## Entries from a dataset
• • • • • • •
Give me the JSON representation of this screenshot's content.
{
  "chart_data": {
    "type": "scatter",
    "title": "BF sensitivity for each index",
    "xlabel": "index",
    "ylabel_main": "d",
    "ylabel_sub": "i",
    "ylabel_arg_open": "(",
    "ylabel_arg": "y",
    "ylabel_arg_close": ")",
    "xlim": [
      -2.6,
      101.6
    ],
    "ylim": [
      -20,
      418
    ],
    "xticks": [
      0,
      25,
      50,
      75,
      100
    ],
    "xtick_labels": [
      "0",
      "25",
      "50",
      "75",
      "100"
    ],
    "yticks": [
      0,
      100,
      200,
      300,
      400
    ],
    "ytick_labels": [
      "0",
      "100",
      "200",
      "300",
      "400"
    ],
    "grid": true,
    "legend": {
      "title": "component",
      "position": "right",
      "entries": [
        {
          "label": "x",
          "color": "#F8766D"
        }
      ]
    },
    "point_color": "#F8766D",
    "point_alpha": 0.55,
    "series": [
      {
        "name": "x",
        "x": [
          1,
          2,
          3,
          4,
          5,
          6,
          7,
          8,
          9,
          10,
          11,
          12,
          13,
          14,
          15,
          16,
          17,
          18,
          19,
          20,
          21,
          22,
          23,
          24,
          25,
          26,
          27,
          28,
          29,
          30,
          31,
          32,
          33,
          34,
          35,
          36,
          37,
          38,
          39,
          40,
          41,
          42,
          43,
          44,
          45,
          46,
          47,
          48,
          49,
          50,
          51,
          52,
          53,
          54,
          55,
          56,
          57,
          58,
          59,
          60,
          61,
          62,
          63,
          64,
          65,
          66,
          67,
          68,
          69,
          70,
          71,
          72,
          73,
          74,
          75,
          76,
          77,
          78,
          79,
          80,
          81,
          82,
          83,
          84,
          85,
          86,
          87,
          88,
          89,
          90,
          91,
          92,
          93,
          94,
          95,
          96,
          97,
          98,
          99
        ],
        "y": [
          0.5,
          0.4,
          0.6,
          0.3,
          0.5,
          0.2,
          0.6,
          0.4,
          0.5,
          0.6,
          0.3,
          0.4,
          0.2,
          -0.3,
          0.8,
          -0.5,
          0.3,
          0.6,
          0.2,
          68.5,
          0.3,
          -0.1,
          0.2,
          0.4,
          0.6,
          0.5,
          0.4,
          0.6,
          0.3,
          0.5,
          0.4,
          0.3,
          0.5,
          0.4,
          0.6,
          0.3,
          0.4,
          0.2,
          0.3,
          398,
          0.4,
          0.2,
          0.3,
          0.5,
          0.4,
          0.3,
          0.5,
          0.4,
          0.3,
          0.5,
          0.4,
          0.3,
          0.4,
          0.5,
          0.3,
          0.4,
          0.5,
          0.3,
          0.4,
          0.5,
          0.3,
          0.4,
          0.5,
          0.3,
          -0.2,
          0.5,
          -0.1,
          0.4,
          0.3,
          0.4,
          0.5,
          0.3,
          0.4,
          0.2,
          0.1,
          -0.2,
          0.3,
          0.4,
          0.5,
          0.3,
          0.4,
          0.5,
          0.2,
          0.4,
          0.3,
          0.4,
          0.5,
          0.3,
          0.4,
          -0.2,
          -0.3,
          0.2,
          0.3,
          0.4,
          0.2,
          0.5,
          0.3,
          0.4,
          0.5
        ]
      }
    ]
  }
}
• • • • • • •
Reproduce all the data word for word.

Give me the JSON representation of this screenshot's content.
{
  "chart_data": {
    "type": "scatter",
    "title": "BF sensitivity for each index",
    "xlabel": "index",
    "ylabel_main": "d",
    "ylabel_sub": "i",
    "ylabel_arg_open": "(",
    "ylabel_arg": "y",
    "ylabel_arg_close": ")",
    "xlim": [
      -2.6,
      101.6
    ],
    "ylim": [
      -20,
      418
    ],
    "xticks": [
      0,
      25,
      50,
      75,
      100
    ],
    "xtick_labels": [
      "0",
      "25",
      "50",
      "75",
      "100"
    ],
    "yticks": [
      0,
      100,
      200,
      300,
      400
    ],
    "ytick_labels": [
      "0",
      "100",
      "200",
      "300",
      "400"
    ],
    "grid": true,
    "legend": {
      "title": "component",
      "position": "right",
      "entries": [
        {
          "label": "x",
          "color": "#F8766D"
        }
      ]
    },
    "point_color": "#F8766D",
    "point_alpha": 0.55,
    "series": [
      {
        "name": "x",
        "x": [
          1,
          2,
          3,
          4,
          5,
          6,
          7,
          8,
          9,
          10,
          11,
          12,
          13,
          14,
          15,
          16,
          17,
          18,
          19,
          20,
          21,
          22,
          23,
          24,
          25,
          26,
          27,
          28,
          29,
          30,
          31,
          32,
          33,
          34,
          35,
          36,
          37,
          38,
          39,
          40,
          41,
          42,
          43,
          44,
          45,
          46,
          47,
          48,
          49,
          50,
          51,
          52,
          53,
          54,
          55,
          56,
          57,
          58,
          59,
          60,
          61,
          62,
          63,
          64,
          65,
          66,
          67,
          68,
          69,
          70,
          71,
          72,
          73,
          74,
          75,
          76,
          77,
          78,
          79,
          80,
          81,
          82,
          83,
          84,
          85,
          86,
          87,
          88,
          89,
          90,
          91,
          92,
          93,
          94,
          95,
          96,
          97,
          98,
          99
        ],
        "y": [
          0.5,
          0.4,
          0.6,
          0.3,
          0.5,
          0.2,
          0.6,
          0.4,
          0.5,
          0.6,
          0.3,
          0.4,
          0.2,
          -0.3,
          0.8,
          -0.5,
          0.3,
          0.6,
          0.2,
          68.5,
          0.3,
          -0.1,
          0.2,
          0.4,
          0.6,
          0.5,
          0.4,
          0.6,
          0.3,
          0.5,
          0.4,
          0.3,
          0.5,
          0.4,
          0.6,
          0.3,
          0.4,
          0.2,
          0.3,
          398,
          0.4,
          0.2,
          0.3,
          0.5,
          0.4,
          0.3,
          0.5,
          0.4,
          0.3,
          0.5,
          0.4,
          0.3,
          0.4,
          0.5,
          0.3,
          0.4,
          0.5,
          0.3,
          0.4,
          0.5,
          0.3,
          0.4,
          0.5,
          0.3,
          -0.2,
          0.5,
          -0.1,
          0.4,
          0.3,
          0.4,
          0.5,
          0.3,
          0.4,
          0.2,
          0.1,
          -0.2,
          0.3,
          0.4,
          0.5,
          0.3,
          0.4,
          0.5,
          0.2,
          0.4,
          0.3,
          0.4,
          0.5,
          0.3,
          0.4,
          -0.2,
          -0.3,
          0.2,
          0.3,
          0.4,
          0.2,
          0.5,
          0.3,
          0.4,
          0.5
        ]
      }
    ]
  }
}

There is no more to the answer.